- _Objective_
Reproduce each record below exactly as written.

Data listing
******
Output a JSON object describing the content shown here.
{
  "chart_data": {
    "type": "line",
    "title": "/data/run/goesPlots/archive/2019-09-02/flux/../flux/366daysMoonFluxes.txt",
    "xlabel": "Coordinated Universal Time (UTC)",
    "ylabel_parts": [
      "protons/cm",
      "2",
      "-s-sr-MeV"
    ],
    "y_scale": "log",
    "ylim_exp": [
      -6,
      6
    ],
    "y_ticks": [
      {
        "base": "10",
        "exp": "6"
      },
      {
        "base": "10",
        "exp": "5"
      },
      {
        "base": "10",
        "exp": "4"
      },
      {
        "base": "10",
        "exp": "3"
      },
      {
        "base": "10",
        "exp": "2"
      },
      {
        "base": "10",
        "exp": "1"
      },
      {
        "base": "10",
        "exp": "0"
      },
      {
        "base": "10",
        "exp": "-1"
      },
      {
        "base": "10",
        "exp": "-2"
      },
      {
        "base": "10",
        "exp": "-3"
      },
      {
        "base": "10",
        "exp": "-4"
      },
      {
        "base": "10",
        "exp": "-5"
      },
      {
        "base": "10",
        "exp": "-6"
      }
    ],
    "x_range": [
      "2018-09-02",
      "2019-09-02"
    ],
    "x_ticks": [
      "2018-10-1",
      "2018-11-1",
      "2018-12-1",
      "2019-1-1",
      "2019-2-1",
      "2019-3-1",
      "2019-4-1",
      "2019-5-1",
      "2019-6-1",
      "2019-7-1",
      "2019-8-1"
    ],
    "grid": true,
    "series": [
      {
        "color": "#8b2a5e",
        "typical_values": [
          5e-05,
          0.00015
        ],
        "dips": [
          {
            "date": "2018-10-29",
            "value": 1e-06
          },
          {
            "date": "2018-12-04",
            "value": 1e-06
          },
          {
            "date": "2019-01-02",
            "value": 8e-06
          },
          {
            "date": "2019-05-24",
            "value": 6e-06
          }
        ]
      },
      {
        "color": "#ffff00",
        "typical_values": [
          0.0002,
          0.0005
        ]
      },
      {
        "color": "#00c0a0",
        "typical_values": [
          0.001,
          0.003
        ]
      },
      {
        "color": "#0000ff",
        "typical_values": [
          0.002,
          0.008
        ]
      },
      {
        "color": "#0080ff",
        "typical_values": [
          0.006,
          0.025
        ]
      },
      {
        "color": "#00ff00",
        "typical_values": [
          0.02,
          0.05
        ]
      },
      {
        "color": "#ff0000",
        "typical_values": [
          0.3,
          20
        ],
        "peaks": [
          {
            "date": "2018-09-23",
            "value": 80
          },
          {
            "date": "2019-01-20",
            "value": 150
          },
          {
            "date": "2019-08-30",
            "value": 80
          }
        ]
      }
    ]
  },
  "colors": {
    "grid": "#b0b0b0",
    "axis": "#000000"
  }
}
******
- _Result of the task_
Output a JSON object describing the content shown here.
{
  "chart_data": {
    "type": "line",
    "title": "/data/run/goesPlots/archive/2019-09-02/flux/../flux/366daysMoonFluxes.txt",
    "xlabel": "Coordinated Universal Time (UTC)",
    "ylabel_parts": [
      "protons/cm",
      "2",
      "-s-sr-MeV"
    ],
    "y_scale": "log",
    "ylim_exp": [
      -6,
      6
    ],
    "y_ticks": [
      {
        "base": "10",
        "exp": "6"
      },
      {
        "base": "10",
        "exp": "5"
      },
      {
        "base": "10",
        "exp": "4"
      },
      {
        "base": "10",
        "exp": "3"
      },
      {
        "base": "10",
        "exp": "2"
      },
      {
        "base": "10",
        "exp": "1"
      },
      {
        "base": "10",
        "exp": "0"
      },
      {
        "base": "10",
        "exp": "-1"
      },
      {
        "base": "10",
        "exp": "-2"
      },
      {
        "base": "10",
        "exp": "-3"
      },
      {
        "base": "10",
        "exp": "-4"
      },
      {
        "base": "10",
        "exp": "-5"
      },
      {
        "base": "10",
        "exp": "-6"
      }
    ],
    "x_range": [
      "2018-09-02",
      "2019-09-02"
    ],
    "x_ticks": [
      "2018-10-1",
      "2018-11-1",
      "2018-12-1",
      "2019-1-1",
      "2019-2-1",
      "2019-3-1",
      "2019-4-1",
      "2019-5-1",
      "2019-6-1",
      "2019-7-1",
      "2019-8-1"
    ],
    "grid": true,
    "series": [
      {
        "color": "#8b2a5e",
        "typical_values": [
          5e-05,
          0.00015
        ],
        "dips": [
          {
            "date": "2018-10-29",
            "value": 1e-06
          },
          {
            "date": "2018-12-04",
            "value": 1e-06
          },
          {
            "date": "2019-01-02",
            "value": 8e-06
          },
          {
            "date": "2019-05-24",
            "value": 6e-06
          }
        ]
      },
      {
        "color": "#ffff00",
        "typical_values": [
          0.0002,
          0.0005
        ]
      },
      {
        "color": "#00c0a0",
        "typical_values": [
          0.001,
          0.003
        ]
      },
      {
        "color": "#0000ff",
        "typical_values": [
          0.002,
          0.008
        ]
      },
      {
        "color": "#0080ff",
        "typical_values": [
          0.006,
          0.025
        ]
      },
      {
        "color": "#00ff00",
        "typical_values": [
          0.02,
          0.05
        ]
      },
      {
        "color": "#ff0000",
        "typical_values": [
          0.3,
          20
        ],
        "peaks": [
          {
            "date": "2018-09-23",
            "value": 80
          },
          {
            "date": "2019-01-20",
            "value": 150
          },
          {
            "date": "2019-08-30",
            "value": 80
          }
        ]
      }
    ]
  },
  "colors": {
    "grid": "#b0b0b0",
    "axis": "#000000"
  }
}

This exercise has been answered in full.